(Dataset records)
────────

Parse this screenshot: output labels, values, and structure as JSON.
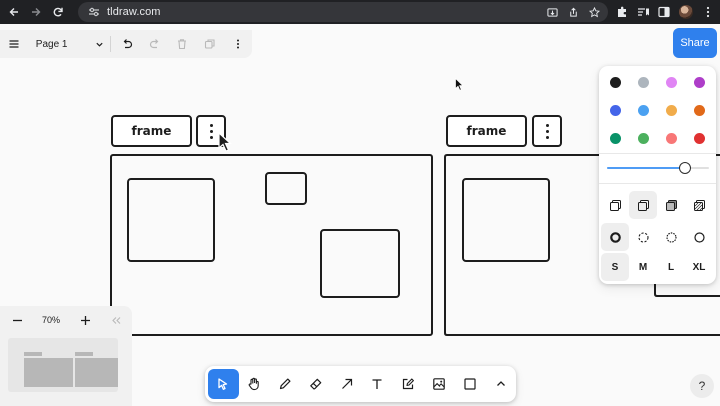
{
  "browser": {
    "url": "tldraw.com"
  },
  "menu_panel": {
    "page_name": "Page 1"
  },
  "share": {
    "label": "Share"
  },
  "frames": [
    {
      "label": "frame"
    },
    {
      "label": "frame"
    }
  ],
  "style_panel": {
    "colors": [
      {
        "name": "black",
        "hex": "#1d1d1d",
        "selected": true
      },
      {
        "name": "grey",
        "hex": "#adb5bd"
      },
      {
        "name": "light-violet",
        "hex": "#e085f4"
      },
      {
        "name": "violet",
        "hex": "#ae3ec9"
      },
      {
        "name": "blue",
        "hex": "#4465e9"
      },
      {
        "name": "light-blue",
        "hex": "#4ba1f1"
      },
      {
        "name": "yellow",
        "hex": "#f1ac4b"
      },
      {
        "name": "orange",
        "hex": "#e16919"
      },
      {
        "name": "green",
        "hex": "#099268"
      },
      {
        "name": "light-green",
        "hex": "#4cb05e"
      },
      {
        "name": "light-red",
        "hex": "#f87777"
      },
      {
        "name": "red",
        "hex": "#e03131"
      }
    ],
    "opacity": 0.8,
    "fill_options": [
      "fill-none-icon",
      "fill-semi-icon",
      "fill-solid-icon",
      "fill-pattern-icon"
    ],
    "fill_selected": 1,
    "dash_options": [
      "dash-draw-icon",
      "dash-dashed-icon",
      "dash-dotted-icon",
      "dash-solid-icon"
    ],
    "dash_selected": 0,
    "sizes": [
      "S",
      "M",
      "L",
      "XL"
    ],
    "size_selected": 0
  },
  "zoom": {
    "label": "70%"
  },
  "toolbar": {
    "tools": [
      "select-tool-icon",
      "hand-tool-icon",
      "draw-tool-icon",
      "eraser-tool-icon",
      "arrow-tool-icon",
      "text-tool-icon",
      "note-tool-icon",
      "media-tool-icon",
      "rectangle-tool-icon",
      "more-tools-chevron-icon"
    ],
    "active_tool": 0
  },
  "help": {
    "label": "?"
  },
  "colors": {
    "accent": "#2f80ed",
    "canvas": "#fafafa",
    "stroke": "#1d1d1d"
  }
}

────────

(WHAT IS BEING ASKED):
Search the entries for the word "light" and gather every line where it appears.

(EXERCISE RESPONSE):
        "name": "light-violet",
        "name": "light-blue",
        "name": "light-green",
        "name": "light-red",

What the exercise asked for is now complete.